GIVEN EXERCISE:
Copy every line of the data in which the word "BERNI" occurs.

RECORDS SUPPLIED:

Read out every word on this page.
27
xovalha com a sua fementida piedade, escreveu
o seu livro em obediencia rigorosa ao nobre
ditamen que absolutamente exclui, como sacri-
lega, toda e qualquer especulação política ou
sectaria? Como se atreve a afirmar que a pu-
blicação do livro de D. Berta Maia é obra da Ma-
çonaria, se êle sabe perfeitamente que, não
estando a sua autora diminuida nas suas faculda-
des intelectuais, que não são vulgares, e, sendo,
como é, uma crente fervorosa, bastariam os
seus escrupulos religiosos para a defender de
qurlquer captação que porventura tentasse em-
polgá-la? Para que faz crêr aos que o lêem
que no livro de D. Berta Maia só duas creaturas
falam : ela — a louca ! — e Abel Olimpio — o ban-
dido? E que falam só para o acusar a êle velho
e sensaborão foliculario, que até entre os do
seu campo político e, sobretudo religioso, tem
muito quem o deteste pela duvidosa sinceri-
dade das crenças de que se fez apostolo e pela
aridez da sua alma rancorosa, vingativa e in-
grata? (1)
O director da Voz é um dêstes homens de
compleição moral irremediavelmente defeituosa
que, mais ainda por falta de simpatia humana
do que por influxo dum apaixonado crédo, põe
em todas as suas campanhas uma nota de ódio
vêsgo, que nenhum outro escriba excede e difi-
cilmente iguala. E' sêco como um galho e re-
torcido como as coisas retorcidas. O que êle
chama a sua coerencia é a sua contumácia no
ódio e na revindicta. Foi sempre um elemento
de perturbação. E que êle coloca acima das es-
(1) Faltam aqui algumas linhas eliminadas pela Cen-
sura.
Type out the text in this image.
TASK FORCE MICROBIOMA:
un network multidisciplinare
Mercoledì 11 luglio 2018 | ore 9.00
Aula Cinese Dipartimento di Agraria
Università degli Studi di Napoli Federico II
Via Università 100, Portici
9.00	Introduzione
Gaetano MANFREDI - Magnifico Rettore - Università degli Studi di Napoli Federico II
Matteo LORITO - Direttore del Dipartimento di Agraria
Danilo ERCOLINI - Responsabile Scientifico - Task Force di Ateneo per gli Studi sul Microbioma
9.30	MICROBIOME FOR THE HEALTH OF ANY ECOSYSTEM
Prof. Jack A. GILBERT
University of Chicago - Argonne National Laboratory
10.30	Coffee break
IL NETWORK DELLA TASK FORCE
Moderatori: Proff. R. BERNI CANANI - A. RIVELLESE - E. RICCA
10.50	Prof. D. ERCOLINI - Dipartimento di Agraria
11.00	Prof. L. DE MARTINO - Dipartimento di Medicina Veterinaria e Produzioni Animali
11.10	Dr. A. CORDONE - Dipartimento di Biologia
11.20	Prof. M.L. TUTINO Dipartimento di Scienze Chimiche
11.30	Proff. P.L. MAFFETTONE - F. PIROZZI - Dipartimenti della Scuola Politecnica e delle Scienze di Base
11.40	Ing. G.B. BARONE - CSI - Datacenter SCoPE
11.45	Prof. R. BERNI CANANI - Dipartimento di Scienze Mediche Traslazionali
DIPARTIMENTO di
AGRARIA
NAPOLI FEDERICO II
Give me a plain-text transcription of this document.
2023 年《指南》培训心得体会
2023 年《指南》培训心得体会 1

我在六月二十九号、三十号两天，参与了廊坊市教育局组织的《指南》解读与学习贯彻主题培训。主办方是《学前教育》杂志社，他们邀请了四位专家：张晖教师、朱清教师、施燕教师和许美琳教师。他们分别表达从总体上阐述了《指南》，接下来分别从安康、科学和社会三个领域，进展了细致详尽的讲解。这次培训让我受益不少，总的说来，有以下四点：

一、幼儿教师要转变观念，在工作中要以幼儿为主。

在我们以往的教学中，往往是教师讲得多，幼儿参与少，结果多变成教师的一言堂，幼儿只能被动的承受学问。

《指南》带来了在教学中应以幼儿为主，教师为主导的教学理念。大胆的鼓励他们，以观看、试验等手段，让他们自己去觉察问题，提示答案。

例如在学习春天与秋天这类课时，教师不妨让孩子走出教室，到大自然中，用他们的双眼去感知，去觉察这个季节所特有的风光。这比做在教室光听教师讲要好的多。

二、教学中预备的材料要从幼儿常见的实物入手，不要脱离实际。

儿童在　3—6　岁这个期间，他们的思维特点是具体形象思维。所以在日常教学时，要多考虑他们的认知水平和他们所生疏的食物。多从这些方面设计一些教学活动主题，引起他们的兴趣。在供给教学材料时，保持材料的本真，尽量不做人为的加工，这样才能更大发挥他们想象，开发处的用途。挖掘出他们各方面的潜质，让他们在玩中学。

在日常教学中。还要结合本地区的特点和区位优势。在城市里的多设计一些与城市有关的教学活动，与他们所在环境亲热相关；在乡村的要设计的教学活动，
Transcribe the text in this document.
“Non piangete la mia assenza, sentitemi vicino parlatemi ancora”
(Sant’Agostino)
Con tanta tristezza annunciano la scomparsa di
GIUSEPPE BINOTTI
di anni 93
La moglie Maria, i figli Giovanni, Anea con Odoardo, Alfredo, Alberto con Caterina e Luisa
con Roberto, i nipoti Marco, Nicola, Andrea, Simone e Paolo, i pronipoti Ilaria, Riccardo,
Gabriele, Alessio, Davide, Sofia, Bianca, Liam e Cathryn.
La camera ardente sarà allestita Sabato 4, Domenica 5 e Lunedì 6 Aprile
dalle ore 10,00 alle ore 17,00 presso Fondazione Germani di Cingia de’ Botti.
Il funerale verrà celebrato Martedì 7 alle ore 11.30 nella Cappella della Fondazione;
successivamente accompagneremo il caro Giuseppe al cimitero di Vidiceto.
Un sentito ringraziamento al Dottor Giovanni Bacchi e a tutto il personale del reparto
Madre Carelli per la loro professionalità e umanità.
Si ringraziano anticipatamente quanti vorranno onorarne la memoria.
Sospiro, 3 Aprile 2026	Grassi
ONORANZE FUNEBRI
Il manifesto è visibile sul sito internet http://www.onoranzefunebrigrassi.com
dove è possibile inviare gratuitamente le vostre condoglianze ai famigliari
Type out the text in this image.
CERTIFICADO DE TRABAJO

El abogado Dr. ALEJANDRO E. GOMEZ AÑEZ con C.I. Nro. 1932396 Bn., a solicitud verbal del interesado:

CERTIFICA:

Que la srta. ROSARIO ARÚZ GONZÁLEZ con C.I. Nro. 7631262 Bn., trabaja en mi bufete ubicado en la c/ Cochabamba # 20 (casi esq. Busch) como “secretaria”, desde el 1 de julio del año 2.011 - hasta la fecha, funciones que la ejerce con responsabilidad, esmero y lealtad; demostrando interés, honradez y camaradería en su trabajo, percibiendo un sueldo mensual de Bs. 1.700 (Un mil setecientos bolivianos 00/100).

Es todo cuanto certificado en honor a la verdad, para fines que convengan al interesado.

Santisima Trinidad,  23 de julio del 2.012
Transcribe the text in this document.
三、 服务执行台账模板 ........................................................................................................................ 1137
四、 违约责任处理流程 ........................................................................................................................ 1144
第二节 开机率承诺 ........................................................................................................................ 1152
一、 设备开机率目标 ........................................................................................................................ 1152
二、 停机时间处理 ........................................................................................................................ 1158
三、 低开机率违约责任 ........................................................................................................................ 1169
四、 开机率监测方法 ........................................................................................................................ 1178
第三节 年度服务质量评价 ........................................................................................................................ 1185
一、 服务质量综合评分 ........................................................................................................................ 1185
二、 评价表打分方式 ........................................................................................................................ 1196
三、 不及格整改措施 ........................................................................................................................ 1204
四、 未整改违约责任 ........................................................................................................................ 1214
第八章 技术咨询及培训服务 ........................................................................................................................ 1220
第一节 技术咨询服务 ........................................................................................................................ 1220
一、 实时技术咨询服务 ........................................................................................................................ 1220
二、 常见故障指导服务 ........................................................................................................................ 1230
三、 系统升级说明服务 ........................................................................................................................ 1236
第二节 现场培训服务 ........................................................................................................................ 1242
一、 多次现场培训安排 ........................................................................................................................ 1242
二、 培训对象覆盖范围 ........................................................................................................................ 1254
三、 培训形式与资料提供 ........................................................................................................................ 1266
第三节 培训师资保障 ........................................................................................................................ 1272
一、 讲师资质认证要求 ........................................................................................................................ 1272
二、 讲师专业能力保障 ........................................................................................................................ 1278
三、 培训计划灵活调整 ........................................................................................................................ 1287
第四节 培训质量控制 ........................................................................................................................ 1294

ANSWER TO THE EXERCISE:
Moderatori: Proff. R. BERNI CANANI - A. RIVELLESE - E. RICCA
11.45	Prof. R. BERNI CANANI - Dipartimento di Scienze Mediche Traslazionali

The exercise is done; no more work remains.